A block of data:
****************

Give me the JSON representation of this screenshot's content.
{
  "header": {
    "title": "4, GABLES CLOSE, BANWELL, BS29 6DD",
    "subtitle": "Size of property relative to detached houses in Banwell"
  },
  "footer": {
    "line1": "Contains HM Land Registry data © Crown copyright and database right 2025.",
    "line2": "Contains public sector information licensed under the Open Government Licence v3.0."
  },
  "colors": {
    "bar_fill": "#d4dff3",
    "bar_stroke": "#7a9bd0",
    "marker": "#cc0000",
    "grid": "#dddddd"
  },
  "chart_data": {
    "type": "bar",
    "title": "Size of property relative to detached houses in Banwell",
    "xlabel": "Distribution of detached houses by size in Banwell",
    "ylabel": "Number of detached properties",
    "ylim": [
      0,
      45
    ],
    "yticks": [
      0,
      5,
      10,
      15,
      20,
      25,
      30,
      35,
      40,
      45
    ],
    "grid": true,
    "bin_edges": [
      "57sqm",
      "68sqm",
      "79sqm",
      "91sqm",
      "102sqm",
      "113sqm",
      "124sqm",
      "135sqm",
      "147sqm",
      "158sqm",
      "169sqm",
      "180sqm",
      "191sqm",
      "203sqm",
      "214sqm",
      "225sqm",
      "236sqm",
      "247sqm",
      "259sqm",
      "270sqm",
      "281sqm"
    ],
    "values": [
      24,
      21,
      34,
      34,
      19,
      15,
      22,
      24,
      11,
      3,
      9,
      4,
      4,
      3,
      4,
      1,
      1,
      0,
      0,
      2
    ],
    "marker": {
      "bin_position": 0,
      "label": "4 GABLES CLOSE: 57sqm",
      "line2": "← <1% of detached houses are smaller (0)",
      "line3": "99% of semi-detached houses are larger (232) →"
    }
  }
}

****************

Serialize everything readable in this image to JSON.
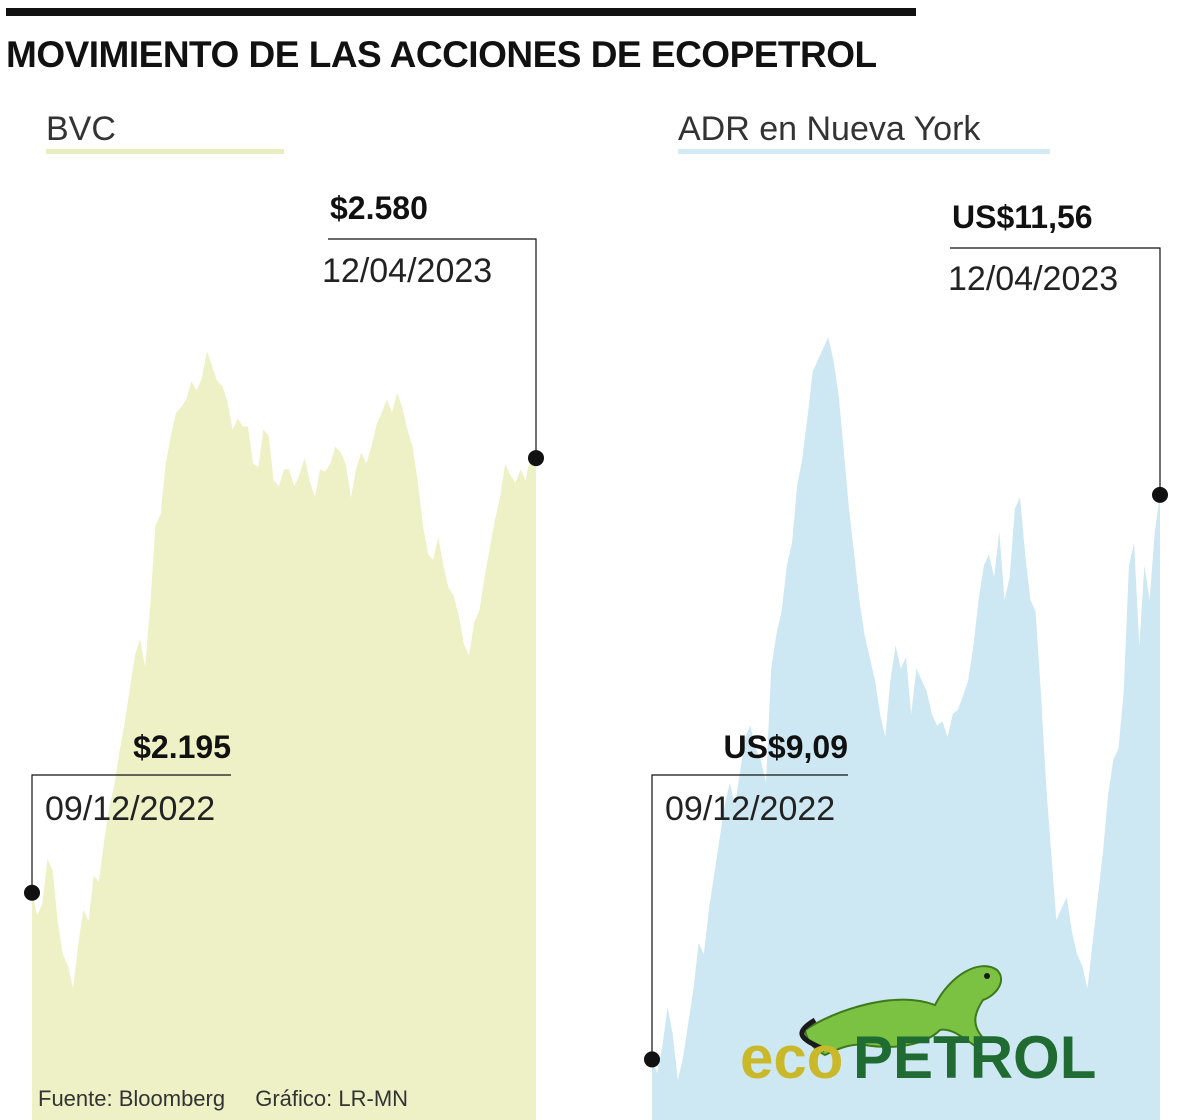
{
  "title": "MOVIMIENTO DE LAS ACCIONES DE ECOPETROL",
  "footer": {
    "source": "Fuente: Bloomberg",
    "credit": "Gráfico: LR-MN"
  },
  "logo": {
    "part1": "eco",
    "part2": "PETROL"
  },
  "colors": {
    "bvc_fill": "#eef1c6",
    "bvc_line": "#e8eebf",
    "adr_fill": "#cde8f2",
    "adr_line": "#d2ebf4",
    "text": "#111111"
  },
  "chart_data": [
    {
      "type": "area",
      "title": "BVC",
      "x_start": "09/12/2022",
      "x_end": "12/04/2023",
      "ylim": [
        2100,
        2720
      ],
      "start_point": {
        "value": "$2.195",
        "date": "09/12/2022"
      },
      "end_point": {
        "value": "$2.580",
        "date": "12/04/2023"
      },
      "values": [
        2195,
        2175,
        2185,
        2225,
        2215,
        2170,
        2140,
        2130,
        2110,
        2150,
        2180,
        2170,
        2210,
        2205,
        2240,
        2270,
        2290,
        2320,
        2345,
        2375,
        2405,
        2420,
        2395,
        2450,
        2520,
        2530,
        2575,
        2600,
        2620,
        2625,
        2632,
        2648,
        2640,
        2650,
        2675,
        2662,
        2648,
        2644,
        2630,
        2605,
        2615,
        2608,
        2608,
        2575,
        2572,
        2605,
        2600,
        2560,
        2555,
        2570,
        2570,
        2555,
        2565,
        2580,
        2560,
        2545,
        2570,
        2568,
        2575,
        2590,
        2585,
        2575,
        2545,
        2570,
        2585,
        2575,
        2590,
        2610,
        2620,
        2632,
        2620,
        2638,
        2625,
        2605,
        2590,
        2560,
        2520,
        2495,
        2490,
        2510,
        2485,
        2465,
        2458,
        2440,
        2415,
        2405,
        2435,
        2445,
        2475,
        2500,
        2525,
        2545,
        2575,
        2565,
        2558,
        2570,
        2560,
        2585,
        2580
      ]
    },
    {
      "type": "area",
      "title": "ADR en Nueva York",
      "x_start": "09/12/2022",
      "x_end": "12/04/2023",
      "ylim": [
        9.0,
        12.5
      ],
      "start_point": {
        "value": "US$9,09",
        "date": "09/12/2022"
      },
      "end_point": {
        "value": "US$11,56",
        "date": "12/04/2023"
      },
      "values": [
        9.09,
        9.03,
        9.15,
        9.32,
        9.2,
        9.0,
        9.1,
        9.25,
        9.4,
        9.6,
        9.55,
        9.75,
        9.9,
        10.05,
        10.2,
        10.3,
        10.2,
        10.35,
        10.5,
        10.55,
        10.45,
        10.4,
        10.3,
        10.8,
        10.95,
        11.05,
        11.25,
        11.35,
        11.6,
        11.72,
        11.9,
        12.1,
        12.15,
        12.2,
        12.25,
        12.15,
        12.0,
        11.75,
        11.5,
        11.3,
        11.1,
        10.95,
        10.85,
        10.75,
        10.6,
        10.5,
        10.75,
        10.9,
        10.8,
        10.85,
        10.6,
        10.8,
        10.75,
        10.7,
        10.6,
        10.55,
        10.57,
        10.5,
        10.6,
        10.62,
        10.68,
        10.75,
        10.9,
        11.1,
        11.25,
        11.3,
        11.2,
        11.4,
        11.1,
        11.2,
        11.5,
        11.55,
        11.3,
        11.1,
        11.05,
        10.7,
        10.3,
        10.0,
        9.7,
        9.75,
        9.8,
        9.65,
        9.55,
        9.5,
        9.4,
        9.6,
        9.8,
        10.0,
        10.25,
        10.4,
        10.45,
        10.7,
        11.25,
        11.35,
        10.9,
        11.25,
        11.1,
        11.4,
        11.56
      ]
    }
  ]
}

****************

Extract from the data every line where "property" shows up.

→ Task response
    "subtitle": "Size of property relative to detached houses in Banwell"
    "title": "Size of property relative to detached houses in Banwell",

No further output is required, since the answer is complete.